**TASK PROMPT:** Write out the records again, exactly, leaving none out.

**DATA RECORDS:**
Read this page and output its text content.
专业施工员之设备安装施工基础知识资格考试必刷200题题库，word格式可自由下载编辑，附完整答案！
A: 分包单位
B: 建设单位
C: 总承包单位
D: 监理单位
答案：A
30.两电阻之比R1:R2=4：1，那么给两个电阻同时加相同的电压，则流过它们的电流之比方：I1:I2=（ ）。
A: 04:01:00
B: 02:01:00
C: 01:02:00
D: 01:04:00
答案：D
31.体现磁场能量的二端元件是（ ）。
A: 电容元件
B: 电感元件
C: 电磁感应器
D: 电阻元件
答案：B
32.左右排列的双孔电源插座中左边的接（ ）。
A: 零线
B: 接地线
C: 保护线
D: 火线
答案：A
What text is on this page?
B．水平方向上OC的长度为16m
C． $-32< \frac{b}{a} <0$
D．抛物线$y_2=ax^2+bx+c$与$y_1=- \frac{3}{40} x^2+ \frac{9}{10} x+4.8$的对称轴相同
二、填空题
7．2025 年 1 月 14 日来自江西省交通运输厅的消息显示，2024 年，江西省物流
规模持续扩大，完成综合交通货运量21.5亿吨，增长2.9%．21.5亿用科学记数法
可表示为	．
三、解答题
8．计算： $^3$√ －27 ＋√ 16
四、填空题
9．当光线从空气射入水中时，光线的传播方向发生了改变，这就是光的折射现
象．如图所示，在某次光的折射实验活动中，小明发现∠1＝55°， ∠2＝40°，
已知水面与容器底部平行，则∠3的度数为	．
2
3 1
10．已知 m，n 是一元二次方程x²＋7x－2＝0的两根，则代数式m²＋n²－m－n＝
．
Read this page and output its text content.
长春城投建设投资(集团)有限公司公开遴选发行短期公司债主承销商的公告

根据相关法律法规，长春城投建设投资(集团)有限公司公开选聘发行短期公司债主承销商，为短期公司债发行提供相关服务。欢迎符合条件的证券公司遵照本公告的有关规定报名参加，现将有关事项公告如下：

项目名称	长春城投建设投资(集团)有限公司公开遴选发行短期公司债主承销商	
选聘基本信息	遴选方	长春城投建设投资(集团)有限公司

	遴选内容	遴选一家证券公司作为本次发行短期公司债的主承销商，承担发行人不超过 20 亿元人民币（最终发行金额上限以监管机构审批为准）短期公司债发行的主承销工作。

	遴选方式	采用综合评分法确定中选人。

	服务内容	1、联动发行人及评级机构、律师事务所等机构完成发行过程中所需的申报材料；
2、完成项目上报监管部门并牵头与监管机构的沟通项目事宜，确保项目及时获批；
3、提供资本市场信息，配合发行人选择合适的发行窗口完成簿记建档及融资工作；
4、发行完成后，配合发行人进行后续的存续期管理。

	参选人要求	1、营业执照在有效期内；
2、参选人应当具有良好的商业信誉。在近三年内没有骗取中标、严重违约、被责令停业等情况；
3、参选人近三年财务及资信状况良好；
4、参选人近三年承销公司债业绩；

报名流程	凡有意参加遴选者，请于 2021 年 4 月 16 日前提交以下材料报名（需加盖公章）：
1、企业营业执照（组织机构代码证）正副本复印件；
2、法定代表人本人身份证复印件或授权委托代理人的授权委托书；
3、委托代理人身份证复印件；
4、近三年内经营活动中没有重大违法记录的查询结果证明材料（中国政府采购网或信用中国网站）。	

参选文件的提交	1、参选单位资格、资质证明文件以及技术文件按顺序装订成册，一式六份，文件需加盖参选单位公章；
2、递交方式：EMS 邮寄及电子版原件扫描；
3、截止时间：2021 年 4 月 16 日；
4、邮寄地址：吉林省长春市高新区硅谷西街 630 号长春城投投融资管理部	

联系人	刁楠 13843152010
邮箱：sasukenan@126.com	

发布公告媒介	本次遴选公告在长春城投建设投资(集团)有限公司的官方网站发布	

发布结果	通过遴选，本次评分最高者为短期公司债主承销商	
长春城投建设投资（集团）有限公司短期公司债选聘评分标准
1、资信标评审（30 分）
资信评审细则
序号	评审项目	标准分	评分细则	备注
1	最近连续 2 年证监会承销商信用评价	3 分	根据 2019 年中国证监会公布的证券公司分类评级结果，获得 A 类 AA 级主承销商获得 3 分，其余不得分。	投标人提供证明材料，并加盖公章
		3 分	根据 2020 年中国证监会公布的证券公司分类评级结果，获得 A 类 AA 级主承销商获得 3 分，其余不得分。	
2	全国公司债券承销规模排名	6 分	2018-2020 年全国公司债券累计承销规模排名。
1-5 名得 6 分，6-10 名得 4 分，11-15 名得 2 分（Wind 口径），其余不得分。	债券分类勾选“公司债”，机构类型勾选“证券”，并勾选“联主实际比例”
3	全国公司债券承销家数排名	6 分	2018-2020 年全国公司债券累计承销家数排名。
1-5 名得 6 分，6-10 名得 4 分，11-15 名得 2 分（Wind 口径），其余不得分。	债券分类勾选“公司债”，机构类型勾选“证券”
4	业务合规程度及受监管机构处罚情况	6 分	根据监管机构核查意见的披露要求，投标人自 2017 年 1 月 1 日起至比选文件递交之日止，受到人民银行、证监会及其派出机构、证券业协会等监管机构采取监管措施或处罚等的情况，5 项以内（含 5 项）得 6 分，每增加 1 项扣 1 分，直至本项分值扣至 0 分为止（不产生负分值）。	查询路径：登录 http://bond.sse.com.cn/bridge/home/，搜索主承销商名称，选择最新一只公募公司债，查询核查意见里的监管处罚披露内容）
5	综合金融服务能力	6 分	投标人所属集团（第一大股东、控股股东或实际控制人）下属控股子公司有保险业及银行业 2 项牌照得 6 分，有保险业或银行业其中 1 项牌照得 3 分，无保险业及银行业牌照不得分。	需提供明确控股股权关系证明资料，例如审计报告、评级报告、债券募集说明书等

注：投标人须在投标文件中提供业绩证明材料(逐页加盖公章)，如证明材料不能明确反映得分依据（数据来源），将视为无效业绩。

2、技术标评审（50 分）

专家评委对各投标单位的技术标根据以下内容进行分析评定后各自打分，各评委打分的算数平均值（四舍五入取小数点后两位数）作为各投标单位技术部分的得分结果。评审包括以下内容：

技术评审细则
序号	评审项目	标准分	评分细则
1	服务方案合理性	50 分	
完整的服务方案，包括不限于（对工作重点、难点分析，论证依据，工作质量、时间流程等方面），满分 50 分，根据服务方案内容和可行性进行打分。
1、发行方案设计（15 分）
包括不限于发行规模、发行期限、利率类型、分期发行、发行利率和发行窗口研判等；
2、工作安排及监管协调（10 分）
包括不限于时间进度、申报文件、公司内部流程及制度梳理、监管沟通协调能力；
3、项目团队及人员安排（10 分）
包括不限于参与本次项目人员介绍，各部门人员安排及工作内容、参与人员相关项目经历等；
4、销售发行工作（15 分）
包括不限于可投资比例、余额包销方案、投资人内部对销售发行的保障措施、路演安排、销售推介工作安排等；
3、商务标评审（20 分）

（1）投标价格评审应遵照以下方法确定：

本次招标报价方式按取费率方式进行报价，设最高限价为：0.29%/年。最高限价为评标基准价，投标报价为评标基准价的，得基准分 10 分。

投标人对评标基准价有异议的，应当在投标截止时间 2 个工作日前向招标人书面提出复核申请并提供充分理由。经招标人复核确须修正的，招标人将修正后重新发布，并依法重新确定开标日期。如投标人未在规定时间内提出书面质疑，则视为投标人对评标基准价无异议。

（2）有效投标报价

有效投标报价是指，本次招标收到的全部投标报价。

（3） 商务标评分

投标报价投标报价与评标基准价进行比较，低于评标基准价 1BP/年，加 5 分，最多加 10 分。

**EXERCISE OUTPUT:**
Read this page and output its text content.
专业施工员之设备安装施工基础知识资格考试必刷200题题库，word格式可自由下载编辑，附完整答案！
A: 分包单位
B: 建设单位
C: 总承包单位
D: 监理单位
答案：A
30.两电阻之比R1:R2=4：1，那么给两个电阻同时加相同的电压，则流过它们的电流之比方：I1:I2=（ ）。
A: 04:01:00
B: 02:01:00
C: 01:02:00
D: 01:04:00
答案：D
31.体现磁场能量的二端元件是（ ）。
A: 电容元件
B: 电感元件
C: 电磁感应器
D: 电阻元件
答案：B
32.左右排列的双孔电源插座中左边的接（ ）。
A: 零线
B: 接地线
C: 保护线
D: 火线
答案：A
What text is on this page?
B．水平方向上OC的长度为16m
C． $-32< \frac{b}{a} <0$
D．抛物线$y_2=ax^2+bx+c$与$y_1=- \frac{3}{40} x^2+ \frac{9}{10} x+4.8$的对称轴相同
二、填空题
7．2025 年 1 月 14 日来自江西省交通运输厅的消息显示，2024 年，江西省物流
规模持续扩大，完成综合交通货运量21.5亿吨，增长2.9%．21.5亿用科学记数法
可表示为	．
三、解答题
8．计算： $^3$√ －27 ＋√ 16
四、填空题
9．当光线从空气射入水中时，光线的传播方向发生了改变，这就是光的折射现
象．如图所示，在某次光的折射实验活动中，小明发现∠1＝55°， ∠2＝40°，
已知水面与容器底部平行，则∠3的度数为	．
2
3 1
10．已知 m，n 是一元二次方程x²＋7x－2＝0的两根，则代数式m²＋n²－m－n＝
．
Read this page and output its text content.
长春城投建设投资(集团)有限公司公开遴选发行短期公司债主承销商的公告

根据相关法律法规，长春城投建设投资(集团)有限公司公开选聘发行短期公司债主承销商，为短期公司债发行提供相关服务。欢迎符合条件的证券公司遵照本公告的有关规定报名参加，现将有关事项公告如下：

项目名称	长春城投建设投资(集团)有限公司公开遴选发行短期公司债主承销商	
选聘基本信息	遴选方	长春城投建设投资(集团)有限公司

	遴选内容	遴选一家证券公司作为本次发行短期公司债的主承销商，承担发行人不超过 20 亿元人民币（最终发行金额上限以监管机构审批为准）短期公司债发行的主承销工作。

	遴选方式	采用综合评分法确定中选人。

	服务内容	1、联动发行人及评级机构、律师事务所等机构完成发行过程中所需的申报材料；
2、完成项目上报监管部门并牵头与监管机构的沟通项目事宜，确保项目及时获批；
3、提供资本市场信息，配合发行人选择合适的发行窗口完成簿记建档及融资工作；
4、发行完成后，配合发行人进行后续的存续期管理。

	参选人要求	1、营业执照在有效期内；
2、参选人应当具有良好的商业信誉。在近三年内没有骗取中标、严重违约、被责令停业等情况；
3、参选人近三年财务及资信状况良好；
4、参选人近三年承销公司债业绩；

报名流程	凡有意参加遴选者，请于 2021 年 4 月 16 日前提交以下材料报名（需加盖公章）：
1、企业营业执照（组织机构代码证）正副本复印件；
2、法定代表人本人身份证复印件或授权委托代理人的授权委托书；
3、委托代理人身份证复印件；
4、近三年内经营活动中没有重大违法记录的查询结果证明材料（中国政府采购网或信用中国网站）。	

参选文件的提交	1、参选单位资格、资质证明文件以及技术文件按顺序装订成册，一式六份，文件需加盖参选单位公章；
2、递交方式：EMS 邮寄及电子版原件扫描；
3、截止时间：2021 年 4 月 16 日；
4、邮寄地址：吉林省长春市高新区硅谷西街 630 号长春城投投融资管理部	

联系人	刁楠 13843152010
邮箱：sasukenan@126.com	

发布公告媒介	本次遴选公告在长春城投建设投资(集团)有限公司的官方网站发布	

发布结果	通过遴选，本次评分最高者为短期公司债主承销商	
长春城投建设投资（集团）有限公司短期公司债选聘评分标准
1、资信标评审（30 分）
资信评审细则
序号	评审项目	标准分	评分细则	备注
1	最近连续 2 年证监会承销商信用评价	3 分	根据 2019 年中国证监会公布的证券公司分类评级结果，获得 A 类 AA 级主承销商获得 3 分，其余不得分。	投标人提供证明材料，并加盖公章
		3 分	根据 2020 年中国证监会公布的证券公司分类评级结果，获得 A 类 AA 级主承销商获得 3 分，其余不得分。	
2	全国公司债券承销规模排名	6 分	2018-2020 年全国公司债券累计承销规模排名。
1-5 名得 6 分，6-10 名得 4 分，11-15 名得 2 分（Wind 口径），其余不得分。	债券分类勾选“公司债”，机构类型勾选“证券”，并勾选“联主实际比例”
3	全国公司债券承销家数排名	6 分	2018-2020 年全国公司债券累计承销家数排名。
1-5 名得 6 分，6-10 名得 4 分，11-15 名得 2 分（Wind 口径），其余不得分。	债券分类勾选“公司债”，机构类型勾选“证券”
4	业务合规程度及受监管机构处罚情况	6 分	根据监管机构核查意见的披露要求，投标人自 2017 年 1 月 1 日起至比选文件递交之日止，受到人民银行、证监会及其派出机构、证券业协会等监管机构采取监管措施或处罚等的情况，5 项以内（含 5 项）得 6 分，每增加 1 项扣 1 分，直至本项分值扣至 0 分为止（不产生负分值）。	查询路径：登录 http://bond.sse.com.cn/bridge/home/，搜索主承销商名称，选择最新一只公募公司债，查询核查意见里的监管处罚披露内容）
5	综合金融服务能力	6 分	投标人所属集团（第一大股东、控股股东或实际控制人）下属控股子公司有保险业及银行业 2 项牌照得 6 分，有保险业或银行业其中 1 项牌照得 3 分，无保险业及银行业牌照不得分。	需提供明确控股股权关系证明资料，例如审计报告、评级报告、债券募集说明书等

注：投标人须在投标文件中提供业绩证明材料(逐页加盖公章)，如证明材料不能明确反映得分依据（数据来源），将视为无效业绩。

2、技术标评审（50 分）

专家评委对各投标单位的技术标根据以下内容进行分析评定后各自打分，各评委打分的算数平均值（四舍五入取小数点后两位数）作为各投标单位技术部分的得分结果。评审包括以下内容：

技术评审细则
序号	评审项目	标准分	评分细则
1	服务方案合理性	50 分	
完整的服务方案，包括不限于（对工作重点、难点分析，论证依据，工作质量、时间流程等方面），满分 50 分，根据服务方案内容和可行性进行打分。
1、发行方案设计（15 分）
包括不限于发行规模、发行期限、利率类型、分期发行、发行利率和发行窗口研判等；
2、工作安排及监管协调（10 分）
包括不限于时间进度、申报文件、公司内部流程及制度梳理、监管沟通协调能力；
3、项目团队及人员安排（10 分）
包括不限于参与本次项目人员介绍，各部门人员安排及工作内容、参与人员相关项目经历等；
4、销售发行工作（15 分）
包括不限于可投资比例、余额包销方案、投资人内部对销售发行的保障措施、路演安排、销售推介工作安排等；
3、商务标评审（20 分）

（1）投标价格评审应遵照以下方法确定：

本次招标报价方式按取费率方式进行报价，设最高限价为：0.29%/年。最高限价为评标基准价，投标报价为评标基准价的，得基准分 10 分。

投标人对评标基准价有异议的，应当在投标截止时间 2 个工作日前向招标人书面提出复核申请并提供充分理由。经招标人复核确须修正的，招标人将修正后重新发布，并依法重新确定开标日期。如投标人未在规定时间内提出书面质疑，则视为投标人对评标基准价无异议。

（2）有效投标报价

有效投标报价是指，本次招标收到的全部投标报价。

（3） 商务标评分

投标报价投标报价与评标基准价进行比较，低于评标基准价 1BP/年，加 5 分，最多加 10 分。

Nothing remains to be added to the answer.